• Exercise directions
Scan the listing below and copy every line holding "JSON".

* Start Dataset records *

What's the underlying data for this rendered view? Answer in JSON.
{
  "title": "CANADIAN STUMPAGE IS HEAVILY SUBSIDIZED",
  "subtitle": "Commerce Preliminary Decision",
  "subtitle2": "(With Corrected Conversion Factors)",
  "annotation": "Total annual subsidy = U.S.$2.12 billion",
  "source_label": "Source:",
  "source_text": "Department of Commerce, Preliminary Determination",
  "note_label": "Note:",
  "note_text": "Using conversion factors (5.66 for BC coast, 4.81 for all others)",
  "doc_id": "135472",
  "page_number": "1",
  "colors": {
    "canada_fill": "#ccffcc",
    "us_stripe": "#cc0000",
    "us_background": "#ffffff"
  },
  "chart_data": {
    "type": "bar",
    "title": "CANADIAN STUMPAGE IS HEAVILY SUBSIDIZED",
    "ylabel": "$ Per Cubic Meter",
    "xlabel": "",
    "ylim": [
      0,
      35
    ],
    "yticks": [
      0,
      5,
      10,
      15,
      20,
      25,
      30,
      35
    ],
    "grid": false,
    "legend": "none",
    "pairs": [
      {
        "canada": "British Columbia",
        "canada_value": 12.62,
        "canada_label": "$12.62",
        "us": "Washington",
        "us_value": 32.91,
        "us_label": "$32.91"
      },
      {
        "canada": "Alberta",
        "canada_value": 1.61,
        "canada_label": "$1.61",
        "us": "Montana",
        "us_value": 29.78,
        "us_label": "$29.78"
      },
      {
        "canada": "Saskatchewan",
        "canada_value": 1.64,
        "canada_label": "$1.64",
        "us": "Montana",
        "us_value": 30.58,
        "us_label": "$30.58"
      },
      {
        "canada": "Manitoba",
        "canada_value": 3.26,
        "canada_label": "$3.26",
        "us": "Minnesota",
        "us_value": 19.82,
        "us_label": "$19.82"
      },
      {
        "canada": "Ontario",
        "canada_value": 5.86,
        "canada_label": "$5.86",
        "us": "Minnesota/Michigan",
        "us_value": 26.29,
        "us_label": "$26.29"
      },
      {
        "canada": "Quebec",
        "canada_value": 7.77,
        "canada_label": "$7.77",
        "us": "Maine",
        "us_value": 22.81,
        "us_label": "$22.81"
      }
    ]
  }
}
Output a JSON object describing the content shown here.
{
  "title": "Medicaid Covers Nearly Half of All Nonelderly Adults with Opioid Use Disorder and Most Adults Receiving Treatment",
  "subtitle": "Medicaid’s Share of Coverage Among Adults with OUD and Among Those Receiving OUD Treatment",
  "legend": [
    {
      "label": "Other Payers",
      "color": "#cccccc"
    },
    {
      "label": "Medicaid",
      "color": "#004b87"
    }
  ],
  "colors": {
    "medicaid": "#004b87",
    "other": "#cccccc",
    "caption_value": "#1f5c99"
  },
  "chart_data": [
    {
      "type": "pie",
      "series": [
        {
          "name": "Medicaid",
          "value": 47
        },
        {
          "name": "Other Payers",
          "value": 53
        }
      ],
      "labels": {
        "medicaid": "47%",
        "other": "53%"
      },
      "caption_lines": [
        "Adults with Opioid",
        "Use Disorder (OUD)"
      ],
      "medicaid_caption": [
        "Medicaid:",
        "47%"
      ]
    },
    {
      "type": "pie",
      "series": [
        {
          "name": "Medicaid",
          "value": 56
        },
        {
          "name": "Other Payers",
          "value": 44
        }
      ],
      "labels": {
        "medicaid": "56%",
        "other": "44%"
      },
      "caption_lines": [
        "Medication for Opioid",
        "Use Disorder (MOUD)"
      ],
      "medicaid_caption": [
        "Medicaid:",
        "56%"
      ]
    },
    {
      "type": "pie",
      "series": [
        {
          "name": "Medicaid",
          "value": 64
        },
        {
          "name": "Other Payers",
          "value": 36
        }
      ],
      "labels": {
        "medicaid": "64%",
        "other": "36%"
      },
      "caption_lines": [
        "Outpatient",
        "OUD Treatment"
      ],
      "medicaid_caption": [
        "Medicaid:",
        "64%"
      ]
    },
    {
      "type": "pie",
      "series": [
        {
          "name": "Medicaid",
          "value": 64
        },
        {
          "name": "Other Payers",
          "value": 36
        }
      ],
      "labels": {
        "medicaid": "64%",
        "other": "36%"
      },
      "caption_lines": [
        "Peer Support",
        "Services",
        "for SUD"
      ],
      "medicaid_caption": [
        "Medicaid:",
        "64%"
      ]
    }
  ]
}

* End Dataset records *

• Written response
What's the underlying data for this rendered view? Answer in JSON.
Output a JSON object describing the content shown here.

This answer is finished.